§ Task item: Among the entries that follow, find every line with the word "Crimea" and list it.

§ Dataset content:
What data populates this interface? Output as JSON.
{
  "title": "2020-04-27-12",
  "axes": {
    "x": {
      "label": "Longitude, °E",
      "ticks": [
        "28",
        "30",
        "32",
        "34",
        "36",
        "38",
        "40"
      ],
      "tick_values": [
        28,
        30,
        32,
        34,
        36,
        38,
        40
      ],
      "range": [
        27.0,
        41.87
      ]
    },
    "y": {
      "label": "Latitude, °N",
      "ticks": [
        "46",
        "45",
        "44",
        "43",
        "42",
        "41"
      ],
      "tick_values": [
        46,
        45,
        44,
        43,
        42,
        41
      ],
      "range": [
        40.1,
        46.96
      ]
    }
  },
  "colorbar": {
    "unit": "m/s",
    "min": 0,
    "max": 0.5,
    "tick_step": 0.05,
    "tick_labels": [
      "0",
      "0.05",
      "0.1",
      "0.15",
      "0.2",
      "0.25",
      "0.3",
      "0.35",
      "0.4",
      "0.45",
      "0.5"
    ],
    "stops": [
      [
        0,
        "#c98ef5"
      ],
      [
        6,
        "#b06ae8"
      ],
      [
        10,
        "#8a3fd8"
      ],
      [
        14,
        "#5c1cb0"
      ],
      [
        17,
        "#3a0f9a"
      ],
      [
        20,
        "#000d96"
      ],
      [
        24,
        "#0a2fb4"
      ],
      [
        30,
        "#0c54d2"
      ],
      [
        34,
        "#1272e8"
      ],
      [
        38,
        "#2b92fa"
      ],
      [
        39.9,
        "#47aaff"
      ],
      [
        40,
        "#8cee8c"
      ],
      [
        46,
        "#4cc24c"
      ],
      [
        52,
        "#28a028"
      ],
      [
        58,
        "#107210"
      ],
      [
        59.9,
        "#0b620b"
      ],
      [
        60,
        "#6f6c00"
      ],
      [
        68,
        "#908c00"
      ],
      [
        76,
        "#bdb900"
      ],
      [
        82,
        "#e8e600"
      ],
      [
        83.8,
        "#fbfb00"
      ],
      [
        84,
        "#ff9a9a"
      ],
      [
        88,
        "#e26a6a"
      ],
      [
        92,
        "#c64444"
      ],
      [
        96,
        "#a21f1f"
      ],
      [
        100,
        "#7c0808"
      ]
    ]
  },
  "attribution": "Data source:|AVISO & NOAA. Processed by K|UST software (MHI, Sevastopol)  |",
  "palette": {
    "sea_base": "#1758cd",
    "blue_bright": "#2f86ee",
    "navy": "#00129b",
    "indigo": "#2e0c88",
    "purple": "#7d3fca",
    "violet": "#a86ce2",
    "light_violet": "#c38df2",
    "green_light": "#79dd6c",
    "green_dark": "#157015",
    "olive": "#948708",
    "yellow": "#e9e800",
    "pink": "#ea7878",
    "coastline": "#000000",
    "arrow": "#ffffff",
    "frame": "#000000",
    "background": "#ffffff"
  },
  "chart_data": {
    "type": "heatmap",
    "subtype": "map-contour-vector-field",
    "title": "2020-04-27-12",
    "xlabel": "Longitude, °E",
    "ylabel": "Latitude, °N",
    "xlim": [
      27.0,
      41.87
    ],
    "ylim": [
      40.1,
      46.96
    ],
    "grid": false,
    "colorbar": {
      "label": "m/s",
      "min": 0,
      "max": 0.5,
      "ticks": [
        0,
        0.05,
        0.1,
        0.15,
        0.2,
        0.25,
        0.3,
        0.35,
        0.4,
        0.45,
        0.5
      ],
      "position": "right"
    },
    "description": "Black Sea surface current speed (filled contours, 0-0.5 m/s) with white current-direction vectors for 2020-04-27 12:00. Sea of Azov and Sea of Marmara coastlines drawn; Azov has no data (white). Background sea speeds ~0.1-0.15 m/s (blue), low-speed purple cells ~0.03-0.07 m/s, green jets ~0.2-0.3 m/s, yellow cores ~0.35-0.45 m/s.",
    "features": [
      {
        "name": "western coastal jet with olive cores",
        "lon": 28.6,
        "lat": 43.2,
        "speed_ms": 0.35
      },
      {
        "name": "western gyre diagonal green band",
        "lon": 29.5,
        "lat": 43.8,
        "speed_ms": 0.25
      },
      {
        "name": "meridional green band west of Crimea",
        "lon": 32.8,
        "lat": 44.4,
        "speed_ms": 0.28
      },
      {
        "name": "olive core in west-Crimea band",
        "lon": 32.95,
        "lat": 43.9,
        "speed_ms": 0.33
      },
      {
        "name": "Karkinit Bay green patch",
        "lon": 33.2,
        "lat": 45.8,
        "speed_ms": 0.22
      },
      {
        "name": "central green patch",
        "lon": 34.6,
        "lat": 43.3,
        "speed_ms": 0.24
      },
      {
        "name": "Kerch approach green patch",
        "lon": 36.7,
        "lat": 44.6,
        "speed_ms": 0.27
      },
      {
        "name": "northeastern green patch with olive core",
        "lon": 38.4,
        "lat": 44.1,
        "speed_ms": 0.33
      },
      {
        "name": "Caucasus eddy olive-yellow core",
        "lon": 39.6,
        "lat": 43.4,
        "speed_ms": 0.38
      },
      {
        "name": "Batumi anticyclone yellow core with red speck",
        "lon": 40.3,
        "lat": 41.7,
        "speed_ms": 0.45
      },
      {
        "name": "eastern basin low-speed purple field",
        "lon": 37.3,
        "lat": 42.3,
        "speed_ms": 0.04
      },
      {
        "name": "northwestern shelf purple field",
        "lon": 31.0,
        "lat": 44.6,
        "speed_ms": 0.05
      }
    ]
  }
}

§ Problem solution:
        "name": "meridional green band west of Crimea",
        "name": "olive core in west-Crimea band",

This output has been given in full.